Information provided:
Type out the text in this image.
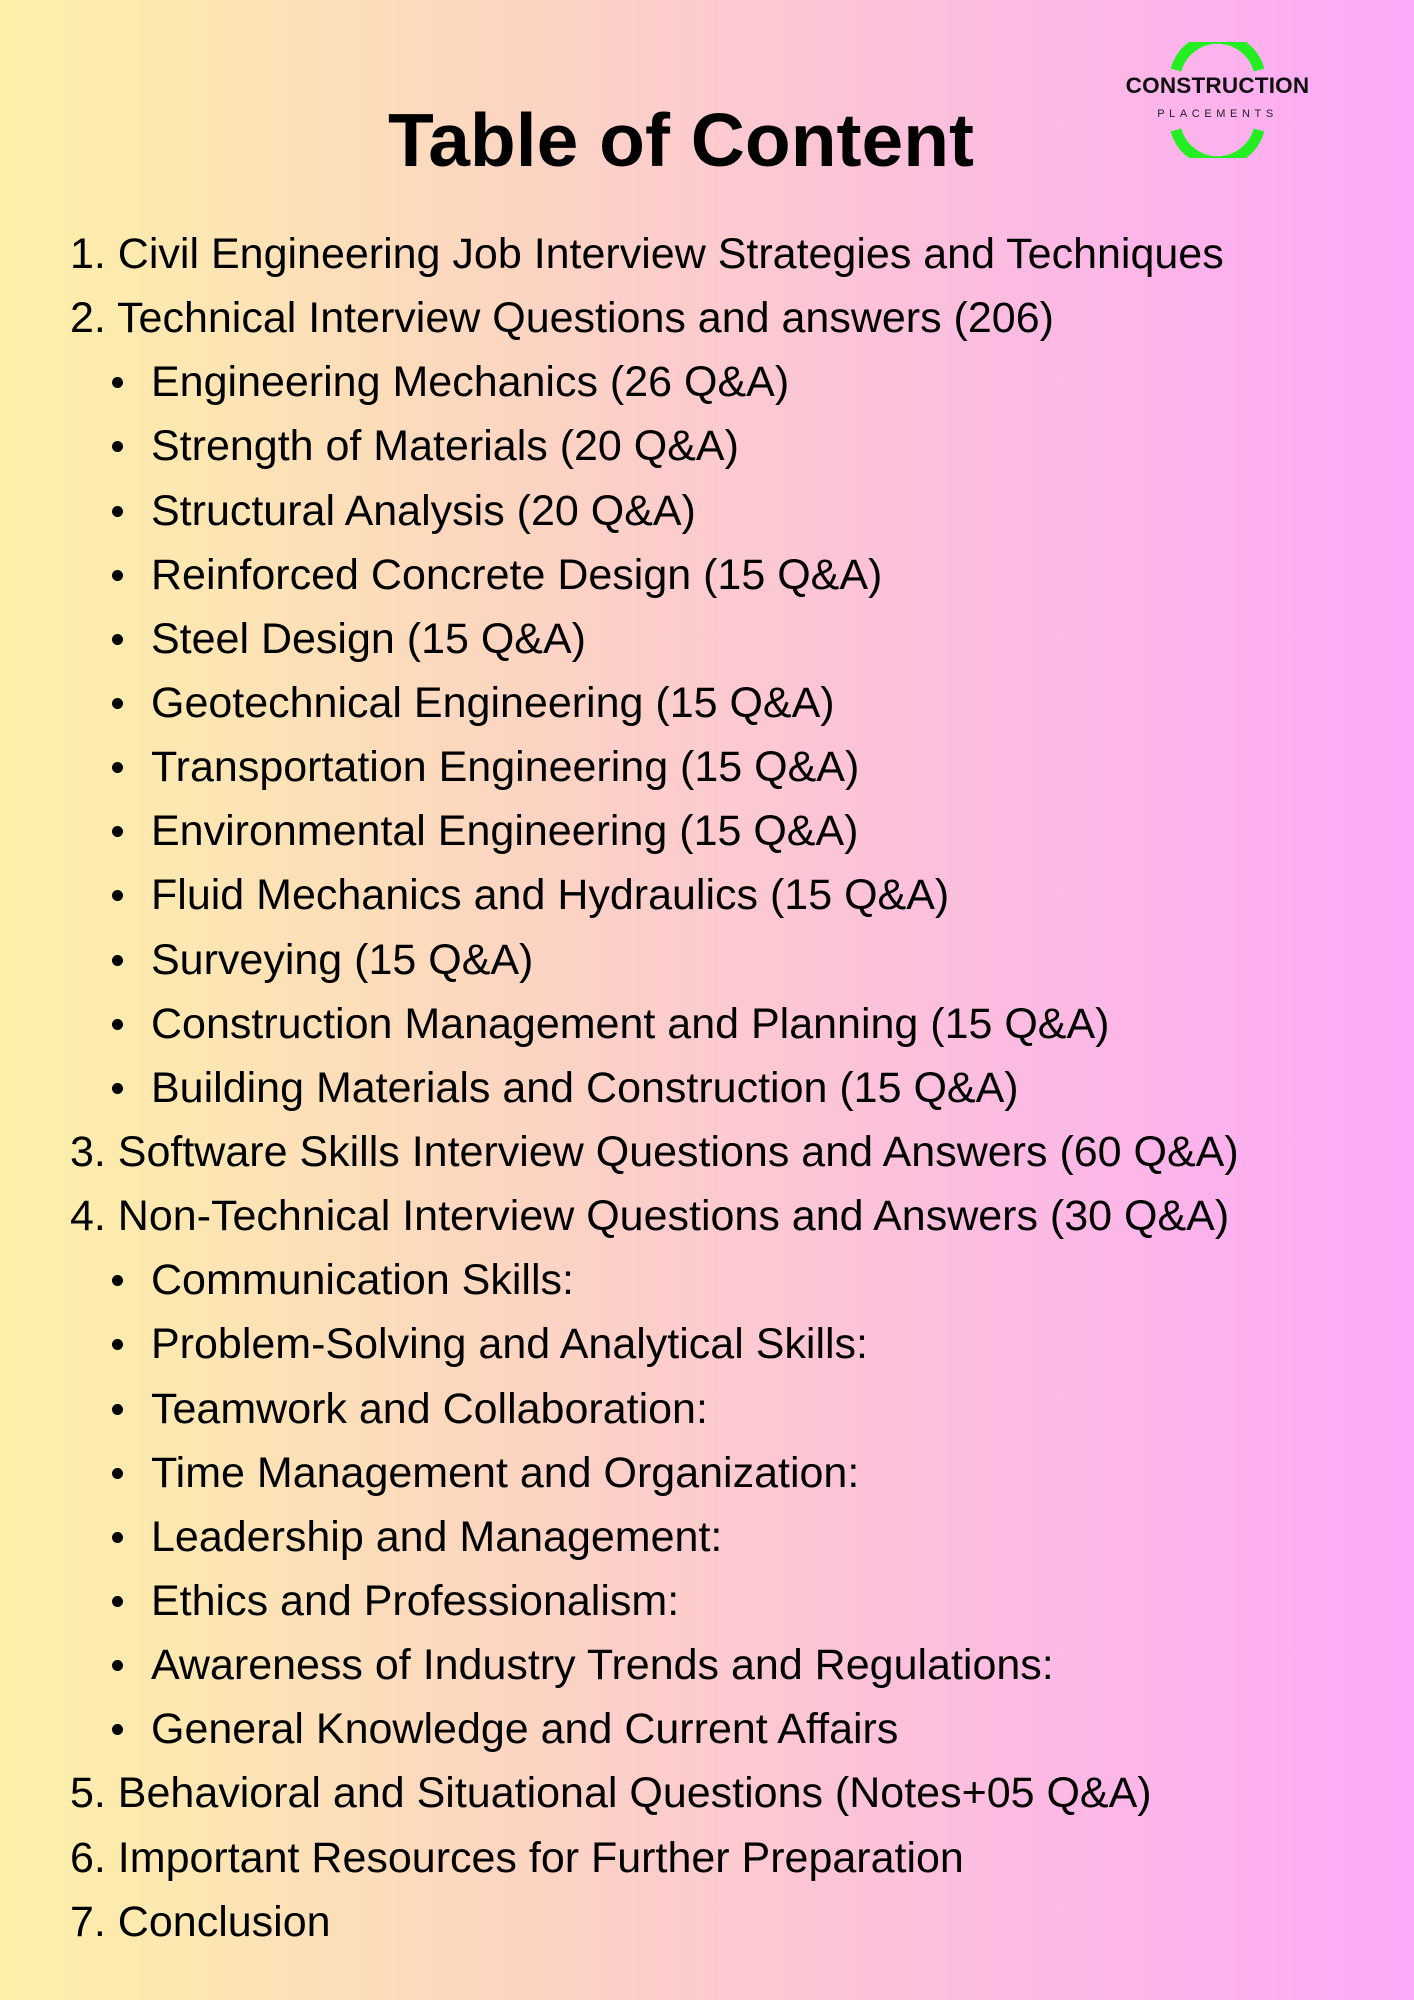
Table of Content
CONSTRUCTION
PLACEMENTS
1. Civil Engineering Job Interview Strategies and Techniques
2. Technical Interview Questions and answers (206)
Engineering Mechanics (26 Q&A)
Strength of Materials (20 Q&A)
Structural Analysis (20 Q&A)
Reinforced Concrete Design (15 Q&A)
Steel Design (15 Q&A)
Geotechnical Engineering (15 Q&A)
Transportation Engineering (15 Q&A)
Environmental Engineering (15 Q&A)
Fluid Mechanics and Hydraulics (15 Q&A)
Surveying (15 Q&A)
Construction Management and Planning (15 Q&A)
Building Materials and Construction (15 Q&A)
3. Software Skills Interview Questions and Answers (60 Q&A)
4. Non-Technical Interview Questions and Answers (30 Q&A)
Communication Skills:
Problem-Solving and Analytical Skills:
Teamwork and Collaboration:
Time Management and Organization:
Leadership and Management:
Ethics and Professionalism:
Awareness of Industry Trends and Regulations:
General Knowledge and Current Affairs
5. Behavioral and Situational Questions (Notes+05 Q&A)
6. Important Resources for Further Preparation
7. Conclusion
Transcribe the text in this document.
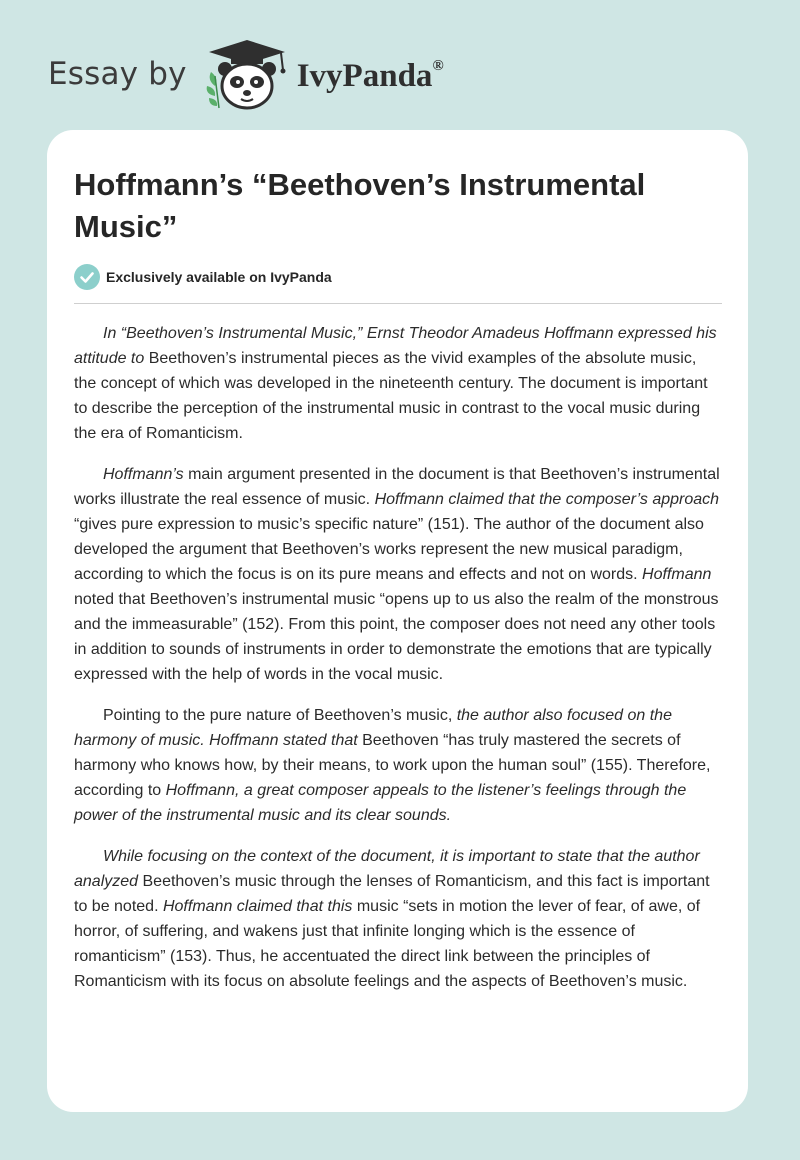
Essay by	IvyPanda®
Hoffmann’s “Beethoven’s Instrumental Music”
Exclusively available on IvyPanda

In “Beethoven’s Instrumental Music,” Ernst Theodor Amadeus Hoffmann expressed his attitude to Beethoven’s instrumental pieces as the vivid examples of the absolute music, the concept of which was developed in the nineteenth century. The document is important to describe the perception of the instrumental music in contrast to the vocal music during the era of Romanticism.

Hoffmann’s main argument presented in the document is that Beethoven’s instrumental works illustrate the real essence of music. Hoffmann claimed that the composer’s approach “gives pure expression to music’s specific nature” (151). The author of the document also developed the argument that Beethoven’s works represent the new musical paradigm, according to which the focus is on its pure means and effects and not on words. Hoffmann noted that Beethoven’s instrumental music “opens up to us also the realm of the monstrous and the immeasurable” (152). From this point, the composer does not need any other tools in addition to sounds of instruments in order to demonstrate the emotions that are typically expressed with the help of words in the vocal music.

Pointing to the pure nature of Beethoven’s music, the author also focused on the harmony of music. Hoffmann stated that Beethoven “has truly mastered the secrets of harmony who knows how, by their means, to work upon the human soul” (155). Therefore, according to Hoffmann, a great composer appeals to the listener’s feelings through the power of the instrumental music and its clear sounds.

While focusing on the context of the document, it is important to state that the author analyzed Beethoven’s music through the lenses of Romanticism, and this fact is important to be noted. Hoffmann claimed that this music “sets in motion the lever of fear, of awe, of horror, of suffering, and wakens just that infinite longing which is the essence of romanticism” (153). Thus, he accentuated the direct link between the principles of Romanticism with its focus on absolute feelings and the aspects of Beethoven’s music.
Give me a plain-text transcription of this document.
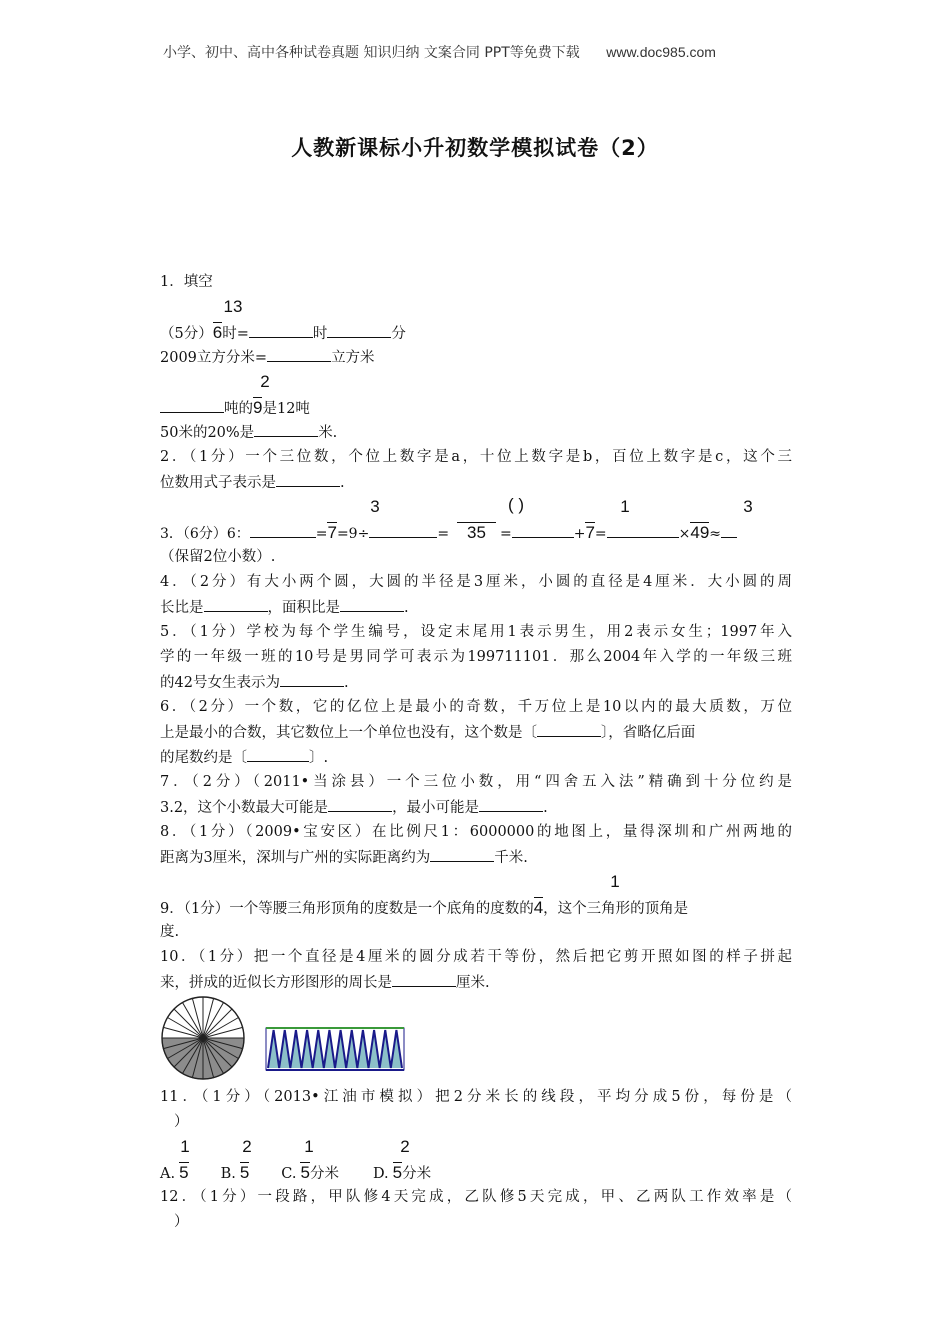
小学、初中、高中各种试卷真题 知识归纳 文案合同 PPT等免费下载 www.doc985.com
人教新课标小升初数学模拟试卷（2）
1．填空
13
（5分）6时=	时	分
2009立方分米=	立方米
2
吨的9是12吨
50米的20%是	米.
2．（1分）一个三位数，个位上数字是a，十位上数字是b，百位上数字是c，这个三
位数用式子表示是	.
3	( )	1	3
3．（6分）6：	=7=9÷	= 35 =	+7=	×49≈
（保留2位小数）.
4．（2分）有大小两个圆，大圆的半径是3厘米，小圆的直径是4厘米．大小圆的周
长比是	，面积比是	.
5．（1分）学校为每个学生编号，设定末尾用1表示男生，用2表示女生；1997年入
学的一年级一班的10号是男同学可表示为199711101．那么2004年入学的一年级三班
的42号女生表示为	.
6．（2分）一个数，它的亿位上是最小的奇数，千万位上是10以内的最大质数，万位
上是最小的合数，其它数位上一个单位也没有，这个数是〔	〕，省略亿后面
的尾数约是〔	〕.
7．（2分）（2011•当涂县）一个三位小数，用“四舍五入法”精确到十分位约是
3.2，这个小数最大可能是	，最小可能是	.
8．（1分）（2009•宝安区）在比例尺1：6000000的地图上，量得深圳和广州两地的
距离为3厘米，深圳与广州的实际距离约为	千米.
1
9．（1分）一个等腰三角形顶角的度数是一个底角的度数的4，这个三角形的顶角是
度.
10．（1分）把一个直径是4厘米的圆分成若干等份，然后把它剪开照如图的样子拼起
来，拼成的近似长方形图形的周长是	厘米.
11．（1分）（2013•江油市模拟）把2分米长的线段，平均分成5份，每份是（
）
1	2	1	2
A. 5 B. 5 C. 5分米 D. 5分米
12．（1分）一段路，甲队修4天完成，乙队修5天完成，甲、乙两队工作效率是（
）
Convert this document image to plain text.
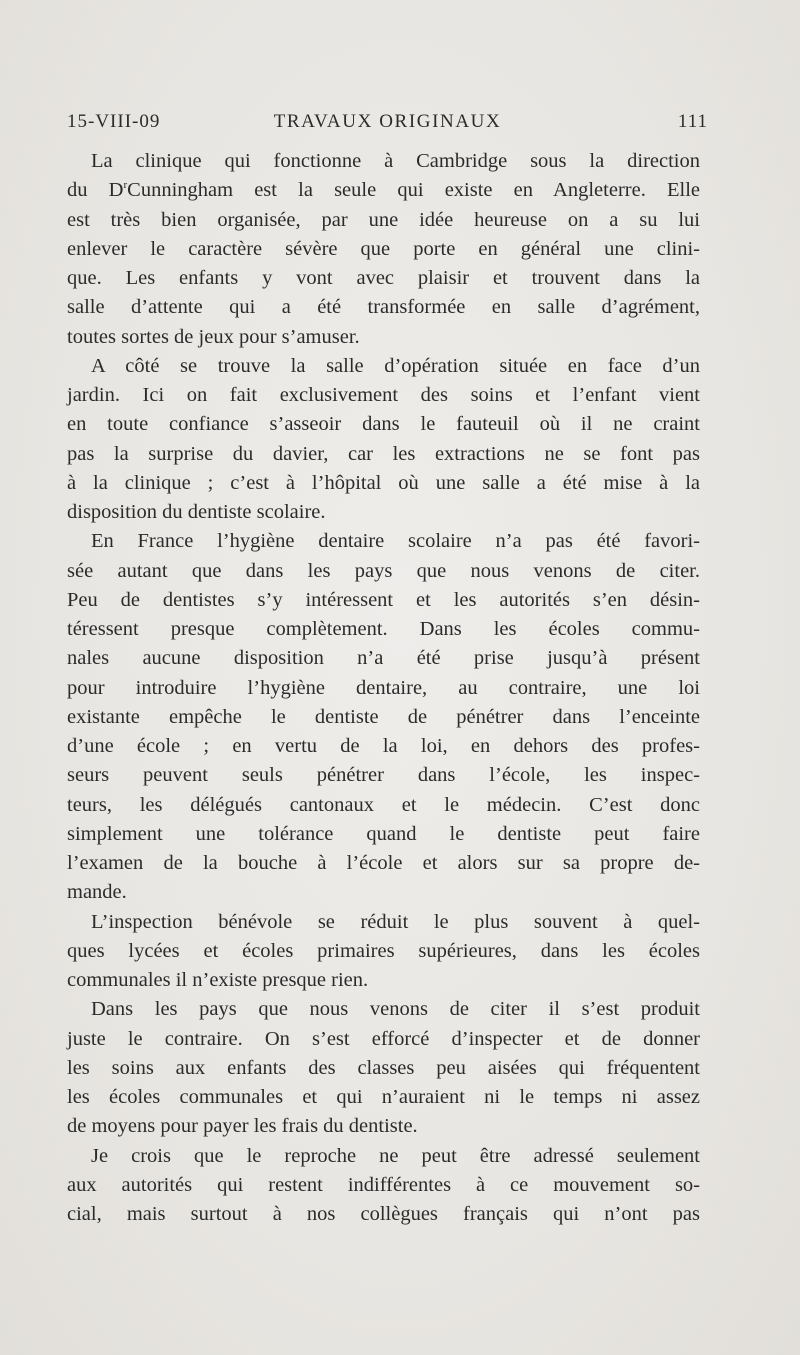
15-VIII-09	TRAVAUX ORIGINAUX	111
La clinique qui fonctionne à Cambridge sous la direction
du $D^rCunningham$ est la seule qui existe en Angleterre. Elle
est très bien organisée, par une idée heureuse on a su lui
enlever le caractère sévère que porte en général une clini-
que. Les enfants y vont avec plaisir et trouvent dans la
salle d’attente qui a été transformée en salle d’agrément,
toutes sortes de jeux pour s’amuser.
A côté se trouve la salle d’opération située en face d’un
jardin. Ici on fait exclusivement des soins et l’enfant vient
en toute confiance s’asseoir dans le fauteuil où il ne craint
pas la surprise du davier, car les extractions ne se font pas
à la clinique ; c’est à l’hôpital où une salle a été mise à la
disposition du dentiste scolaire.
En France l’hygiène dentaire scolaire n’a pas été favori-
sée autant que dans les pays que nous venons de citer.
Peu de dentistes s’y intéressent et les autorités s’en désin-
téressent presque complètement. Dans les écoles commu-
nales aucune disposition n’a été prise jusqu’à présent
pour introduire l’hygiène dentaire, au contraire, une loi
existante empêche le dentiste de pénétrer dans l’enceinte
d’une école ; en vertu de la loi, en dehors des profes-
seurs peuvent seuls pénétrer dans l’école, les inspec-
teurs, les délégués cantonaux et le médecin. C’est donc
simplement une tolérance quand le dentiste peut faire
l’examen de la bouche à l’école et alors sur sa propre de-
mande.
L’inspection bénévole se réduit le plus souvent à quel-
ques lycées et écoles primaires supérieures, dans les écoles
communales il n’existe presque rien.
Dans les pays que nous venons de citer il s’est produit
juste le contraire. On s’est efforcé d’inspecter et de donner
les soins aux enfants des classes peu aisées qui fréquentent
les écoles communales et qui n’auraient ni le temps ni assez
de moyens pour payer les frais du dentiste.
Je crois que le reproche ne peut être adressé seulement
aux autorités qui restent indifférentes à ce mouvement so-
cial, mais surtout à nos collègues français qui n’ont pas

Required task: Write out the whole listing exactly, and drop the pictures.

Final answer:
Type out the text in this image.
Table of Content
CONSTRUCTION
PLACEMENTS
1. Civil Engineering Job Interview Strategies and Techniques
2. Technical Interview Questions and answers (206)
Engineering Mechanics (26 Q&A)
Strength of Materials (20 Q&A)
Structural Analysis (20 Q&A)
Reinforced Concrete Design (15 Q&A)
Steel Design (15 Q&A)
Geotechnical Engineering (15 Q&A)
Transportation Engineering (15 Q&A)
Environmental Engineering (15 Q&A)
Fluid Mechanics and Hydraulics (15 Q&A)
Surveying (15 Q&A)
Construction Management and Planning (15 Q&A)
Building Materials and Construction (15 Q&A)
3. Software Skills Interview Questions and Answers (60 Q&A)
4. Non-Technical Interview Questions and Answers (30 Q&A)
Communication Skills:
Problem-Solving and Analytical Skills:
Teamwork and Collaboration:
Time Management and Organization:
Leadership and Management:
Ethics and Professionalism:
Awareness of Industry Trends and Regulations:
General Knowledge and Current Affairs
5. Behavioral and Situational Questions (Notes+05 Q&A)
6. Important Resources for Further Preparation
7. Conclusion
Transcribe the text in this document.
Essay by	IvyPanda®
Hoffmann’s “Beethoven’s Instrumental Music”
Exclusively available on IvyPanda

In “Beethoven’s Instrumental Music,” Ernst Theodor Amadeus Hoffmann expressed his attitude to Beethoven’s instrumental pieces as the vivid examples of the absolute music, the concept of which was developed in the nineteenth century. The document is important to describe the perception of the instrumental music in contrast to the vocal music during the era of Romanticism.

Hoffmann’s main argument presented in the document is that Beethoven’s instrumental works illustrate the real essence of music. Hoffmann claimed that the composer’s approach “gives pure expression to music’s specific nature” (151). The author of the document also developed the argument that Beethoven’s works represent the new musical paradigm, according to which the focus is on its pure means and effects and not on words. Hoffmann noted that Beethoven’s instrumental music “opens up to us also the realm of the monstrous and the immeasurable” (152). From this point, the composer does not need any other tools in addition to sounds of instruments in order to demonstrate the emotions that are typically expressed with the help of words in the vocal music.

Pointing to the pure nature of Beethoven’s music, the author also focused on the harmony of music. Hoffmann stated that Beethoven “has truly mastered the secrets of harmony who knows how, by their means, to work upon the human soul” (155). Therefore, according to Hoffmann, a great composer appeals to the listener’s feelings through the power of the instrumental music and its clear sounds.

While focusing on the context of the document, it is important to state that the author analyzed Beethoven’s music through the lenses of Romanticism, and this fact is important to be noted. Hoffmann claimed that this music “sets in motion the lever of fear, of awe, of horror, of suffering, and wakens just that infinite longing which is the essence of romanticism” (153). Thus, he accentuated the direct link between the principles of Romanticism with its focus on absolute feelings and the aspects of Beethoven’s music.
Give me a plain-text transcription of this document.
小学、初中、高中各种试卷真题 知识归纳 文案合同 PPT等免费下载 www.doc985.com
人教新课标小升初数学模拟试卷（2）
1．填空
13
（5分）6时=	时	分
2009立方分米=	立方米
2
吨的9是12吨
50米的20%是	米.
2．（1分）一个三位数，个位上数字是a，十位上数字是b，百位上数字是c，这个三
位数用式子表示是	.
3	( )	1	3
3．（6分）6：	=7=9÷	= 35 =	+7=	×49≈
（保留2位小数）.
4．（2分）有大小两个圆，大圆的半径是3厘米，小圆的直径是4厘米．大小圆的周
长比是	，面积比是	.
5．（1分）学校为每个学生编号，设定末尾用1表示男生，用2表示女生；1997年入
学的一年级一班的10号是男同学可表示为199711101．那么2004年入学的一年级三班
的42号女生表示为	.
6．（2分）一个数，它的亿位上是最小的奇数，千万位上是10以内的最大质数，万位
上是最小的合数，其它数位上一个单位也没有，这个数是〔	〕，省略亿后面
的尾数约是〔	〕.
7．（2分）（2011•当涂县）一个三位小数，用“四舍五入法”精确到十分位约是
3.2，这个小数最大可能是	，最小可能是	.
8．（1分）（2009•宝安区）在比例尺1：6000000的地图上，量得深圳和广州两地的
距离为3厘米，深圳与广州的实际距离约为	千米.
1
9．（1分）一个等腰三角形顶角的度数是一个底角的度数的4，这个三角形的顶角是
度.
10．（1分）把一个直径是4厘米的圆分成若干等份，然后把它剪开照如图的样子拼起
来，拼成的近似长方形图形的周长是	厘米.
11．（1分）（2013•江油市模拟）把2分米长的线段，平均分成5份，每份是（
）
1	2	1	2
A. 5 B. 5 C. 5分米 D. 5分米
12．（1分）一段路，甲队修4天完成，乙队修5天完成，甲、乙两队工作效率是（
）
Convert this document image to plain text.
15-VIII-09	TRAVAUX ORIGINAUX	111
La clinique qui fonctionne à Cambridge sous la direction
du $D^rCunningham$ est la seule qui existe en Angleterre. Elle
est très bien organisée, par une idée heureuse on a su lui
enlever le caractère sévère que porte en général une clini-
que. Les enfants y vont avec plaisir et trouvent dans la
salle d’attente qui a été transformée en salle d’agrément,
toutes sortes de jeux pour s’amuser.
A côté se trouve la salle d’opération située en face d’un
jardin. Ici on fait exclusivement des soins et l’enfant vient
en toute confiance s’asseoir dans le fauteuil où il ne craint
pas la surprise du davier, car les extractions ne se font pas
à la clinique ; c’est à l’hôpital où une salle a été mise à la
disposition du dentiste scolaire.
En France l’hygiène dentaire scolaire n’a pas été favori-
sée autant que dans les pays que nous venons de citer.
Peu de dentistes s’y intéressent et les autorités s’en désin-
téressent presque complètement. Dans les écoles commu-
nales aucune disposition n’a été prise jusqu’à présent
pour introduire l’hygiène dentaire, au contraire, une loi
existante empêche le dentiste de pénétrer dans l’enceinte
d’une école ; en vertu de la loi, en dehors des profes-
seurs peuvent seuls pénétrer dans l’école, les inspec-
teurs, les délégués cantonaux et le médecin. C’est donc
simplement une tolérance quand le dentiste peut faire
l’examen de la bouche à l’école et alors sur sa propre de-
mande.
L’inspection bénévole se réduit le plus souvent à quel-
ques lycées et écoles primaires supérieures, dans les écoles
communales il n’existe presque rien.
Dans les pays que nous venons de citer il s’est produit
juste le contraire. On s’est efforcé d’inspecter et de donner
les soins aux enfants des classes peu aisées qui fréquentent
les écoles communales et qui n’auraient ni le temps ni assez
de moyens pour payer les frais du dentiste.
Je crois que le reproche ne peut être adressé seulement
aux autorités qui restent indifférentes à ce mouvement so-
cial, mais surtout à nos collègues français qui n’ont pas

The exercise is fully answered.